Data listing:
%%
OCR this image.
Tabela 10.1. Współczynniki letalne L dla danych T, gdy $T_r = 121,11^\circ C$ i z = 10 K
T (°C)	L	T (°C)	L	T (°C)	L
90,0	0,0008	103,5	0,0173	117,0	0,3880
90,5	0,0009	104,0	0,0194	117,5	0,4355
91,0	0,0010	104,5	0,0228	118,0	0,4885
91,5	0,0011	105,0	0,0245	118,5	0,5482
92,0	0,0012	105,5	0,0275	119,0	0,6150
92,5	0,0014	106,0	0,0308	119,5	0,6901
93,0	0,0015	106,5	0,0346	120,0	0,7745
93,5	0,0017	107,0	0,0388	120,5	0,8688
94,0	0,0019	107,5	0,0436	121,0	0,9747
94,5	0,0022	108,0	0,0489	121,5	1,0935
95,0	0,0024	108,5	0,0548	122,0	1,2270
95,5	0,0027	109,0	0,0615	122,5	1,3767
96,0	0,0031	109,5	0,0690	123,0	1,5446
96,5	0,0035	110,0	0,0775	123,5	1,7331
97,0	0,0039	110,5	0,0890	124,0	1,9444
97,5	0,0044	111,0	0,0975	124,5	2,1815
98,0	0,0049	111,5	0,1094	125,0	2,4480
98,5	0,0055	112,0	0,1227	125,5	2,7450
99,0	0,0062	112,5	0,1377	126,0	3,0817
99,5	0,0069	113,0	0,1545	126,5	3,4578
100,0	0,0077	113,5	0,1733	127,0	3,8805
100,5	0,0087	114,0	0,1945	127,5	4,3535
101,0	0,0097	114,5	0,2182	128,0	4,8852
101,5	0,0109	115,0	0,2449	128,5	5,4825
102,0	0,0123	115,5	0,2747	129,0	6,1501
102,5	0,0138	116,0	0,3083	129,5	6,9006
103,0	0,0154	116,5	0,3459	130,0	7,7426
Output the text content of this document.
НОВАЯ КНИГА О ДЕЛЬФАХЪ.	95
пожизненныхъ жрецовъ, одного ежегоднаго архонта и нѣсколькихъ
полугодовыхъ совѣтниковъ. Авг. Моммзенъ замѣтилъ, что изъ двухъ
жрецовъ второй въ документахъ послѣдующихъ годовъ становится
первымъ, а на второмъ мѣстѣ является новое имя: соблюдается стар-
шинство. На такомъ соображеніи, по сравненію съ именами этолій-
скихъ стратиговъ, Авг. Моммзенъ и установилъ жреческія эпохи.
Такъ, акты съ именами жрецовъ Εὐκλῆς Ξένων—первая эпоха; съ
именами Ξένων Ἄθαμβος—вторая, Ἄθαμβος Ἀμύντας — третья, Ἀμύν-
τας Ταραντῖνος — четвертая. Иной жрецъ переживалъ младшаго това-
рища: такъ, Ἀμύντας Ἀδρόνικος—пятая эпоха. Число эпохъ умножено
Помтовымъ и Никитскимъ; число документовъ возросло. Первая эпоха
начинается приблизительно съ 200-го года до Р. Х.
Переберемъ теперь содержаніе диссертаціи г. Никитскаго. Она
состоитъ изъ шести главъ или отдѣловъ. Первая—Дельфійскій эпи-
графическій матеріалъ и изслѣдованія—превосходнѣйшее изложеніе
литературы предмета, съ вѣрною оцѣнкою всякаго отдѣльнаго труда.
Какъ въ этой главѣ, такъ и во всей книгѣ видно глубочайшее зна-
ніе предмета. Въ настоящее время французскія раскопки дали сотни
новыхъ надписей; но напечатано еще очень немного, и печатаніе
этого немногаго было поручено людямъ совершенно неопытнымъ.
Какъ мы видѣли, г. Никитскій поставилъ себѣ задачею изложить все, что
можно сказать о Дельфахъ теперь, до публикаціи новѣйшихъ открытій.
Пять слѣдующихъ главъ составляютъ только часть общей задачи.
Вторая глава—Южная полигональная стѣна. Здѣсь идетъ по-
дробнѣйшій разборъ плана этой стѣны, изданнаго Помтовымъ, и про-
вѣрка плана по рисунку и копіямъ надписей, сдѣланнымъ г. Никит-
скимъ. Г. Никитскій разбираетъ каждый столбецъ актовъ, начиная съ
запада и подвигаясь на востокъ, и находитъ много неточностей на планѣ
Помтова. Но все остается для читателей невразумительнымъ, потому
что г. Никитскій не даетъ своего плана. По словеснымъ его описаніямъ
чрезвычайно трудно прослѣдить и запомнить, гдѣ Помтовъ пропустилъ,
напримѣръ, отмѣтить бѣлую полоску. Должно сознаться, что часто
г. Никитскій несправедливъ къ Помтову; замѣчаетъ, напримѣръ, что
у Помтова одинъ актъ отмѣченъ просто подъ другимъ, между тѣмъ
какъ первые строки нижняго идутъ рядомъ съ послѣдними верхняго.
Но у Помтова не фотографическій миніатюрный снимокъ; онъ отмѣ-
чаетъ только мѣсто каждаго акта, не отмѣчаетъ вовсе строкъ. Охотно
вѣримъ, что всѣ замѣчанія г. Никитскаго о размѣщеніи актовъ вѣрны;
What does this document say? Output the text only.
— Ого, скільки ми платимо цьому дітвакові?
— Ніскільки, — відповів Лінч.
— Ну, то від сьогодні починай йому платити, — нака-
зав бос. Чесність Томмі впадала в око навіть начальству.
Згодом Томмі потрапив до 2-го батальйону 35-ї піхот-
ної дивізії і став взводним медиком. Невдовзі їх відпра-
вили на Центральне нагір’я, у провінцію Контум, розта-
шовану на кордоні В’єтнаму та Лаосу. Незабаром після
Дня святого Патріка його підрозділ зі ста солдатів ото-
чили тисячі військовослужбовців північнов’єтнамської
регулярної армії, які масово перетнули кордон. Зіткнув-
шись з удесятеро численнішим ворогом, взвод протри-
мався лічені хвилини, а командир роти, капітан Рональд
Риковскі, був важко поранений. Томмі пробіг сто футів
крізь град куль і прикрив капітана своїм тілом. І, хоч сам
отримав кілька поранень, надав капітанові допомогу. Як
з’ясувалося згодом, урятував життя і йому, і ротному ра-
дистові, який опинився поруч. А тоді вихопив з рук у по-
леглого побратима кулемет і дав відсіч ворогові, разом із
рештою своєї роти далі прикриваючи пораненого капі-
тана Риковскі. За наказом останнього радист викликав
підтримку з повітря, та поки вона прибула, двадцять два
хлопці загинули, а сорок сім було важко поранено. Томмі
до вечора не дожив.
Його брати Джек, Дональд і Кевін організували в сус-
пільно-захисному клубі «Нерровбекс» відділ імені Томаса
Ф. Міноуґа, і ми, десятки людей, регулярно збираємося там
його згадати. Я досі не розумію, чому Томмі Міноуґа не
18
%%
### Goal of the exercise
Output all of the data again. Match it exactly.

### Complete answer
OCR this image.
Tabela 10.1. Współczynniki letalne L dla danych T, gdy $T_r = 121,11^\circ C$ i z = 10 K
T (°C)	L	T (°C)	L	T (°C)	L
90,0	0,0008	103,5	0,0173	117,0	0,3880
90,5	0,0009	104,0	0,0194	117,5	0,4355
91,0	0,0010	104,5	0,0228	118,0	0,4885
91,5	0,0011	105,0	0,0245	118,5	0,5482
92,0	0,0012	105,5	0,0275	119,0	0,6150
92,5	0,0014	106,0	0,0308	119,5	0,6901
93,0	0,0015	106,5	0,0346	120,0	0,7745
93,5	0,0017	107,0	0,0388	120,5	0,8688
94,0	0,0019	107,5	0,0436	121,0	0,9747
94,5	0,0022	108,0	0,0489	121,5	1,0935
95,0	0,0024	108,5	0,0548	122,0	1,2270
95,5	0,0027	109,0	0,0615	122,5	1,3767
96,0	0,0031	109,5	0,0690	123,0	1,5446
96,5	0,0035	110,0	0,0775	123,5	1,7331
97,0	0,0039	110,5	0,0890	124,0	1,9444
97,5	0,0044	111,0	0,0975	124,5	2,1815
98,0	0,0049	111,5	0,1094	125,0	2,4480
98,5	0,0055	112,0	0,1227	125,5	2,7450
99,0	0,0062	112,5	0,1377	126,0	3,0817
99,5	0,0069	113,0	0,1545	126,5	3,4578
100,0	0,0077	113,5	0,1733	127,0	3,8805
100,5	0,0087	114,0	0,1945	127,5	4,3535
101,0	0,0097	114,5	0,2182	128,0	4,8852
101,5	0,0109	115,0	0,2449	128,5	5,4825
102,0	0,0123	115,5	0,2747	129,0	6,1501
102,5	0,0138	116,0	0,3083	129,5	6,9006
103,0	0,0154	116,5	0,3459	130,0	7,7426
Output the text content of this document.
НОВАЯ КНИГА О ДЕЛЬФАХЪ.	95
пожизненныхъ жрецовъ, одного ежегоднаго архонта и нѣсколькихъ
полугодовыхъ совѣтниковъ. Авг. Моммзенъ замѣтилъ, что изъ двухъ
жрецовъ второй въ документахъ послѣдующихъ годовъ становится
первымъ, а на второмъ мѣстѣ является новое имя: соблюдается стар-
шинство. На такомъ соображеніи, по сравненію съ именами этолій-
скихъ стратиговъ, Авг. Моммзенъ и установилъ жреческія эпохи.
Такъ, акты съ именами жрецовъ Εὐκλῆς Ξένων—первая эпоха; съ
именами Ξένων Ἄθαμβος—вторая, Ἄθαμβος Ἀμύντας — третья, Ἀμύν-
τας Ταραντῖνος — четвертая. Иной жрецъ переживалъ младшаго това-
рища: такъ, Ἀμύντας Ἀδρόνικος—пятая эпоха. Число эпохъ умножено
Помтовымъ и Никитскимъ; число документовъ возросло. Первая эпоха
начинается приблизительно съ 200-го года до Р. Х.
Переберемъ теперь содержаніе диссертаціи г. Никитскаго. Она
состоитъ изъ шести главъ или отдѣловъ. Первая—Дельфійскій эпи-
графическій матеріалъ и изслѣдованія—превосходнѣйшее изложеніе
литературы предмета, съ вѣрною оцѣнкою всякаго отдѣльнаго труда.
Какъ въ этой главѣ, такъ и во всей книгѣ видно глубочайшее зна-
ніе предмета. Въ настоящее время французскія раскопки дали сотни
новыхъ надписей; но напечатано еще очень немного, и печатаніе
этого немногаго было поручено людямъ совершенно неопытнымъ.
Какъ мы видѣли, г. Никитскій поставилъ себѣ задачею изложить все, что
можно сказать о Дельфахъ теперь, до публикаціи новѣйшихъ открытій.
Пять слѣдующихъ главъ составляютъ только часть общей задачи.
Вторая глава—Южная полигональная стѣна. Здѣсь идетъ по-
дробнѣйшій разборъ плана этой стѣны, изданнаго Помтовымъ, и про-
вѣрка плана по рисунку и копіямъ надписей, сдѣланнымъ г. Никит-
скимъ. Г. Никитскій разбираетъ каждый столбецъ актовъ, начиная съ
запада и подвигаясь на востокъ, и находитъ много неточностей на планѣ
Помтова. Но все остается для читателей невразумительнымъ, потому
что г. Никитскій не даетъ своего плана. По словеснымъ его описаніямъ
чрезвычайно трудно прослѣдить и запомнить, гдѣ Помтовъ пропустилъ,
напримѣръ, отмѣтить бѣлую полоску. Должно сознаться, что часто
г. Никитскій несправедливъ къ Помтову; замѣчаетъ, напримѣръ, что
у Помтова одинъ актъ отмѣченъ просто подъ другимъ, между тѣмъ
какъ первые строки нижняго идутъ рядомъ съ послѣдними верхняго.
Но у Помтова не фотографическій миніатюрный снимокъ; онъ отмѣ-
чаетъ только мѣсто каждаго акта, не отмѣчаетъ вовсе строкъ. Охотно
вѣримъ, что всѣ замѣчанія г. Никитскаго о размѣщеніи актовъ вѣрны;
What does this document say? Output the text only.
— Ого, скільки ми платимо цьому дітвакові?
— Ніскільки, — відповів Лінч.
— Ну, то від сьогодні починай йому платити, — нака-
зав бос. Чесність Томмі впадала в око навіть начальству.
Згодом Томмі потрапив до 2-го батальйону 35-ї піхот-
ної дивізії і став взводним медиком. Невдовзі їх відпра-
вили на Центральне нагір’я, у провінцію Контум, розта-
шовану на кордоні В’єтнаму та Лаосу. Незабаром після
Дня святого Патріка його підрозділ зі ста солдатів ото-
чили тисячі військовослужбовців північнов’єтнамської
регулярної армії, які масово перетнули кордон. Зіткнув-
шись з удесятеро численнішим ворогом, взвод протри-
мався лічені хвилини, а командир роти, капітан Рональд
Риковскі, був важко поранений. Томмі пробіг сто футів
крізь град куль і прикрив капітана своїм тілом. І, хоч сам
отримав кілька поранень, надав капітанові допомогу. Як
з’ясувалося згодом, урятував життя і йому, і ротному ра-
дистові, який опинився поруч. А тоді вихопив з рук у по-
леглого побратима кулемет і дав відсіч ворогові, разом із
рештою своєї роти далі прикриваючи пораненого капі-
тана Риковскі. За наказом останнього радист викликав
підтримку з повітря, та поки вона прибула, двадцять два
хлопці загинули, а сорок сім було важко поранено. Томмі
до вечора не дожив.
Його брати Джек, Дональд і Кевін організували в сус-
пільно-захисному клубі «Нерровбекс» відділ імені Томаса
Ф. Міноуґа, і ми, десятки людей, регулярно збираємося там
його згадати. Я досі не розумію, чому Томмі Міноуґа не
18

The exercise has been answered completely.